─── Listing ───

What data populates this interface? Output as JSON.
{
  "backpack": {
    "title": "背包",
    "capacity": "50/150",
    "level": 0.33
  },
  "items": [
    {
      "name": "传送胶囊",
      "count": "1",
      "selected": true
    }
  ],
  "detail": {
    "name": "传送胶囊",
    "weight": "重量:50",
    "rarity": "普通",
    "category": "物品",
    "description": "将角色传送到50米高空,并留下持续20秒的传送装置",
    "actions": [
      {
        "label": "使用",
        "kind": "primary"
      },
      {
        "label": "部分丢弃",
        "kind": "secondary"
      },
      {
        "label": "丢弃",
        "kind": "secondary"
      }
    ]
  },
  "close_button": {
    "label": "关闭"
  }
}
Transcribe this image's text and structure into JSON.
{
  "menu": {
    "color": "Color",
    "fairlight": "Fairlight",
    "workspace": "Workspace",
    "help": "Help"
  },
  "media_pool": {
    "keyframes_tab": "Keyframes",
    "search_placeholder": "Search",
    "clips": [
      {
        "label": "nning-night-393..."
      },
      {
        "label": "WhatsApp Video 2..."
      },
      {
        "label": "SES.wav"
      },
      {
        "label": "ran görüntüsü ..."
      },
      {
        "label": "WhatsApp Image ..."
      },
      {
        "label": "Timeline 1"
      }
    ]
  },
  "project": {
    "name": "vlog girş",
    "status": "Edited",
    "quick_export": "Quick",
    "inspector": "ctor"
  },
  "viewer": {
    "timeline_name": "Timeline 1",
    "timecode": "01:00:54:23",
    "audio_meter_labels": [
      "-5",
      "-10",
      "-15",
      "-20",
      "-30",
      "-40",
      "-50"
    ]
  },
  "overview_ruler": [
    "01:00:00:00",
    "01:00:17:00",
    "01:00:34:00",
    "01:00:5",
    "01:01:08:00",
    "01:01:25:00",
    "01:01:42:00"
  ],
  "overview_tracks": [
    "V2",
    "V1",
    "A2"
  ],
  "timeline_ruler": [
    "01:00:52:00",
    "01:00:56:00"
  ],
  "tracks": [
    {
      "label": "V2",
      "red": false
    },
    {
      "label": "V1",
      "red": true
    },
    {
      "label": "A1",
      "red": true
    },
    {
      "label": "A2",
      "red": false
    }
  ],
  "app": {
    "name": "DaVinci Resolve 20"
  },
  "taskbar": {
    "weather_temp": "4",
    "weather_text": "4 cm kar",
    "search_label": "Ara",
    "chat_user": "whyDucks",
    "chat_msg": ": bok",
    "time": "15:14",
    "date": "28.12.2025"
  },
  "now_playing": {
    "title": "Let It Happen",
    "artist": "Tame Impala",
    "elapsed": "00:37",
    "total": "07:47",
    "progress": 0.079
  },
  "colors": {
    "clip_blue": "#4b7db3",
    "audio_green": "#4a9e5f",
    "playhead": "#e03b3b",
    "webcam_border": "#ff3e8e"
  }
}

───

▶ _Task to complete_
Go over the entries above and say how many lines hold the string "WhatsApp", with no other text.

▶ _The solution_
2